[Records contained in a dataset]
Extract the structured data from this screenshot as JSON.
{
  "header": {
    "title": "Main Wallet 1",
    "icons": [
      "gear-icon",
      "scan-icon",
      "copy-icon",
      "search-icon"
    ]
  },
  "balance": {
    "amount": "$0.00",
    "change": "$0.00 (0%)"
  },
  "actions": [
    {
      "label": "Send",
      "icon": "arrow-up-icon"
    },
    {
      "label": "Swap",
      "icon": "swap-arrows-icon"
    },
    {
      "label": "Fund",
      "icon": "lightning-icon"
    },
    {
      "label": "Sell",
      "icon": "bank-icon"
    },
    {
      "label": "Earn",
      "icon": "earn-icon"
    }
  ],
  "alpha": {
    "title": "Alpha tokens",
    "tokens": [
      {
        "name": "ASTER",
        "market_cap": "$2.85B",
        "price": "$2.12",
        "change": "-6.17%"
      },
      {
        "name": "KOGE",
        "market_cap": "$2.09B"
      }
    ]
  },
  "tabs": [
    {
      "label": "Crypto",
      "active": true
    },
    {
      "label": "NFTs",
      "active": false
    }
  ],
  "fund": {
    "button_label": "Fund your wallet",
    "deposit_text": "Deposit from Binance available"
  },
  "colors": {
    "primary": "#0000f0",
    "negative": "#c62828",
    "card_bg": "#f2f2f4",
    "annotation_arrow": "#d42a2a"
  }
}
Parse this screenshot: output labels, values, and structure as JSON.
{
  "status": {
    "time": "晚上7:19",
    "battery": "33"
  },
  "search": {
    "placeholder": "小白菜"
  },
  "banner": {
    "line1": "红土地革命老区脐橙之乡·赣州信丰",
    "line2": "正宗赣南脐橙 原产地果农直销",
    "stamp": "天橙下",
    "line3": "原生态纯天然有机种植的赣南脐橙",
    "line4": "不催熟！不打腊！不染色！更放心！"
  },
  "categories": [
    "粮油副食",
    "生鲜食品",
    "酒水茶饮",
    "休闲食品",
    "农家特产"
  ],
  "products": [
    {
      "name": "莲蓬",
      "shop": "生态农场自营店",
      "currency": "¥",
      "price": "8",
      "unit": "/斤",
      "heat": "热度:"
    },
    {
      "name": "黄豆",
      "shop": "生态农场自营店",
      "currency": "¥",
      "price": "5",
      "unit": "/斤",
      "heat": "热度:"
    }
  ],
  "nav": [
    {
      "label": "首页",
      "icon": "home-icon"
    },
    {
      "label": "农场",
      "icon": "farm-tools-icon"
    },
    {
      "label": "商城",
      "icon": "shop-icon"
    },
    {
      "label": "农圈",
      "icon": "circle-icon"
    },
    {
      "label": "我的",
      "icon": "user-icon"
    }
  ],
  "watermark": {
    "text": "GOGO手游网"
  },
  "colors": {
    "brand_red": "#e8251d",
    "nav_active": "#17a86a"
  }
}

To be done
Beginning at the line containing "Parse this screenshot: output", repeat each line exactly through the last line of the entries, and include no other lines.

The output
Parse this screenshot: output labels, values, and structure as JSON.
{
  "status": {
    "time": "晚上7:19",
    "battery": "33"
  },
  "search": {
    "placeholder": "小白菜"
  },
  "banner": {
    "line1": "红土地革命老区脐橙之乡·赣州信丰",
    "line2": "正宗赣南脐橙 原产地果农直销",
    "stamp": "天橙下",
    "line3": "原生态纯天然有机种植的赣南脐橙",
    "line4": "不催熟！不打腊！不染色！更放心！"
  },
  "categories": [
    "粮油副食",
    "生鲜食品",
    "酒水茶饮",
    "休闲食品",
    "农家特产"
  ],
  "products": [
    {
      "name": "莲蓬",
      "shop": "生态农场自营店",
      "currency": "¥",
      "price": "8",
      "unit": "/斤",
      "heat": "热度:"
    },
    {
      "name": "黄豆",
      "shop": "生态农场自营店",
      "currency": "¥",
      "price": "5",
      "unit": "/斤",
      "heat": "热度:"
    }
  ],
  "nav": [
    {
      "label": "首页",
      "icon": "home-icon"
    },
    {
      "label": "农场",
      "icon": "farm-tools-icon"
    },
    {
      "label": "商城",
      "icon": "shop-icon"
    },
    {
      "label": "农圈",
      "icon": "circle-icon"
    },
    {
      "label": "我的",
      "icon": "user-icon"
    }
  ],
  "watermark": {
    "text": "GOGO手游网"
  },
  "colors": {
    "brand_red": "#e8251d",
    "nav_active": "#17a86a"
  }
}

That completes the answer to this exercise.